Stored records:
##############################
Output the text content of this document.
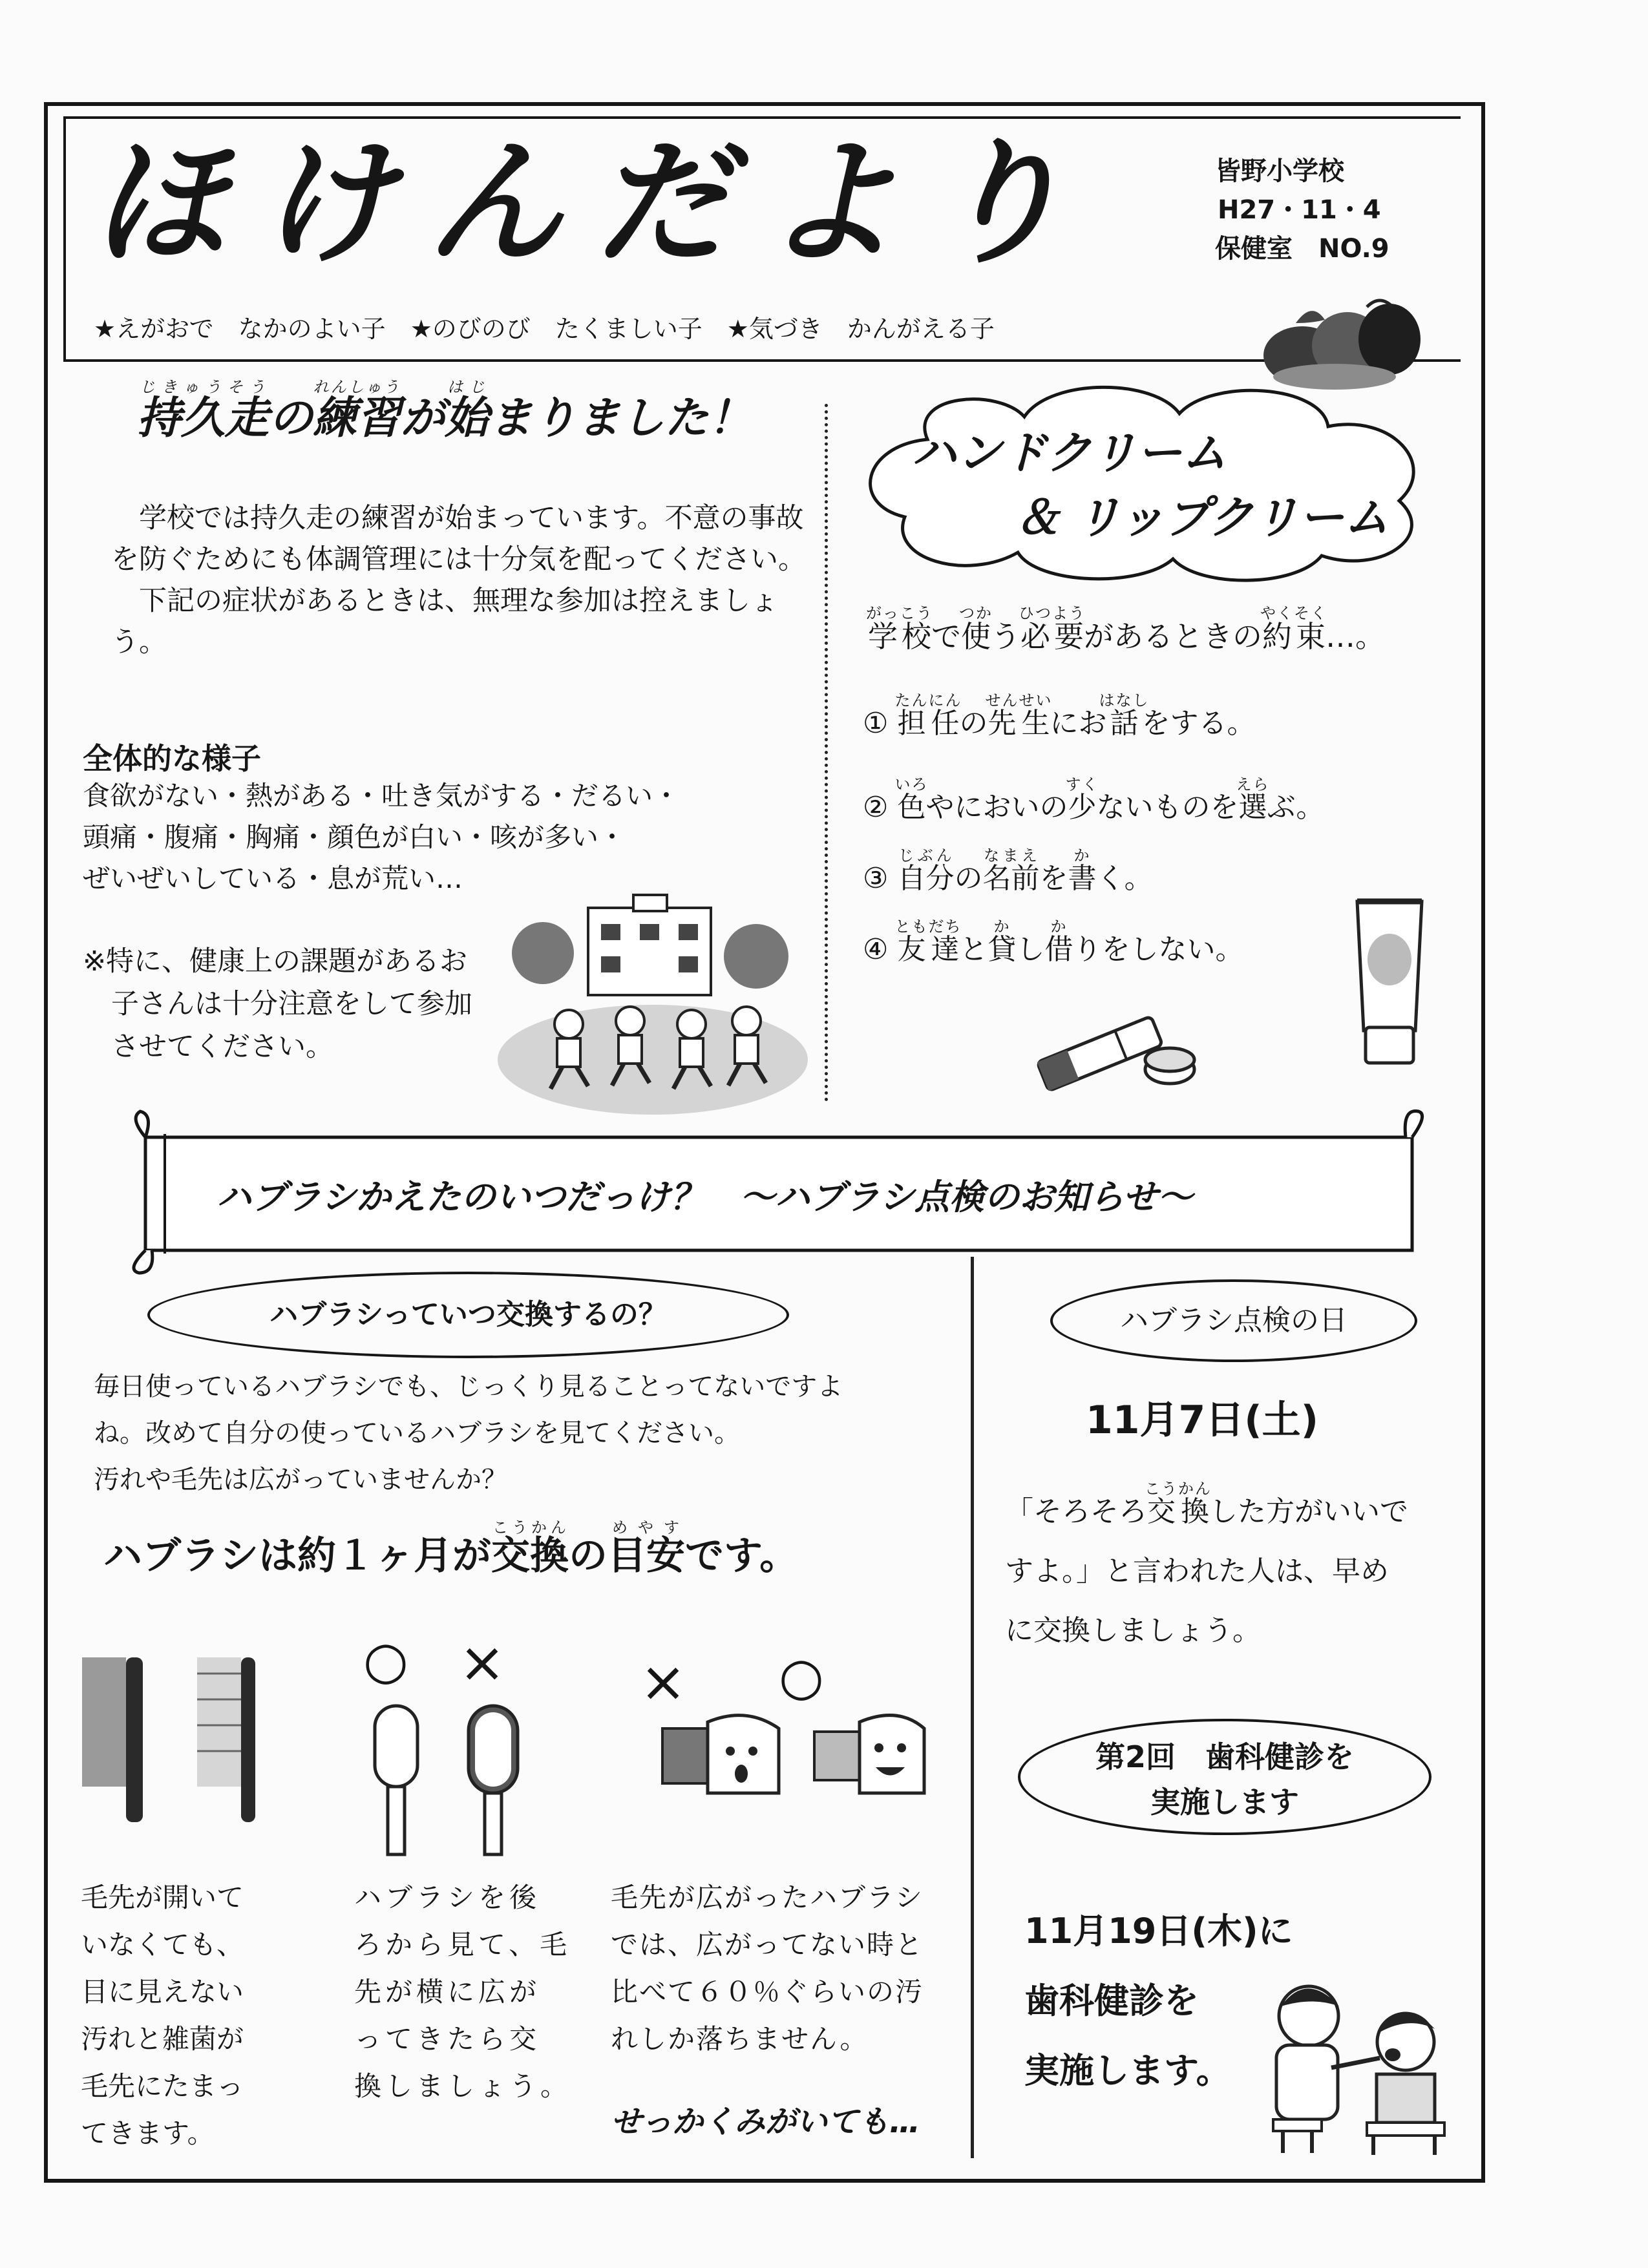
ほけんだより	皆野小学校
H27・11・4
保健室　NO.9
★えがおで　なかのよい子　★のびのび　たくましい子　★気づき　かんがえる子
持久走じきゅうそうの練習れんしゅうが始はじまりました！

学校では持久走の練習が始まっています。不意の事故を防ぐためにも体調管理には十分気を配ってください。

下記の症状があるときは、無理な参加は控えましょう。

全体的な様子
食欲がない・熱がある・吐き気がする・だるい・
頭痛・腹痛・胸痛・顔色が白い・咳が多い・
ぜいぜいしている・息が荒い…
※特に、健康上の課題があるお子さんは十分注意をして参加させてください。
ハンドクリーム
＆ リップクリーム
学校がっこうで使つかう必要ひつようがあるときの約束やくそく…。
① 担任たんにんの先生せんせいにお話はなしをする。
② 色いろやにおいの少すくないものを選えらぶ。
③ 自分じぶんの名前なまえを書かく。
④ 友達ともだちと貸かし借かりをしない。
ハブラシかえたのいつだっけ？　～ハブラシ点検のお知らせ～
ハブラシっていつ交換するの？
毎日使っているハブラシでも、じっくり見ることってないですよ
ね。改めて自分の使っているハブラシを見てください。
汚れや毛先は広がっていませんか？
ハブラシは約１ヶ月が交換こうかんの目安めやすです。
○ × × ○
毛先が開いて
いなくても、
目に見えない
汚れと雑菌が
毛先にたまっ
てきます。
ハブラシを後
ろから見て、毛
先が横に広が
ってきたら交
換しましょう。
毛先が広がったハブラシ
では、広がってない時と
比べて６０％ぐらいの汚
れしか落ちません。
せっかくみがいても…
ハブラシ点検の日
11月7日(土)
「そろそろ交換こうかんした方がいいで
すよ。」と言われた人は、早め
に交換しましょう。
第2回　歯科健診を
実施します
11月19日(木)に
歯科健診を
実施します。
##############################
#### [SET EXERCISE]
Every line of the data above should be quoted exactly. Omit the pictures.

#### [COMPLETE RESPONSE]
Output the text content of this document.
ほけんだより	皆野小学校
H27・11・4
保健室　NO.9
★えがおで　なかのよい子　★のびのび　たくましい子　★気づき　かんがえる子
持久走じきゅうそうの練習れんしゅうが始はじまりました！

学校では持久走の練習が始まっています。不意の事故を防ぐためにも体調管理には十分気を配ってください。

下記の症状があるときは、無理な参加は控えましょう。

全体的な様子
食欲がない・熱がある・吐き気がする・だるい・
頭痛・腹痛・胸痛・顔色が白い・咳が多い・
ぜいぜいしている・息が荒い…
※特に、健康上の課題があるお子さんは十分注意をして参加させてください。
ハンドクリーム
＆ リップクリーム
学校がっこうで使つかう必要ひつようがあるときの約束やくそく…。
① 担任たんにんの先生せんせいにお話はなしをする。
② 色いろやにおいの少すくないものを選えらぶ。
③ 自分じぶんの名前なまえを書かく。
④ 友達ともだちと貸かし借かりをしない。
ハブラシかえたのいつだっけ？　～ハブラシ点検のお知らせ～
ハブラシっていつ交換するの？
毎日使っているハブラシでも、じっくり見ることってないですよ
ね。改めて自分の使っているハブラシを見てください。
汚れや毛先は広がっていませんか？
ハブラシは約１ヶ月が交換こうかんの目安めやすです。
○ × × ○
毛先が開いて
いなくても、
目に見えない
汚れと雑菌が
毛先にたまっ
てきます。
ハブラシを後
ろから見て、毛
先が横に広が
ってきたら交
換しましょう。
毛先が広がったハブラシ
では、広がってない時と
比べて６０％ぐらいの汚
れしか落ちません。
せっかくみがいても…
ハブラシ点検の日
11月7日(土)
「そろそろ交換こうかんした方がいいで
すよ。」と言われた人は、早め
に交換しましょう。
第2回　歯科健診を
実施します
11月19日(木)に
歯科健診を
実施します。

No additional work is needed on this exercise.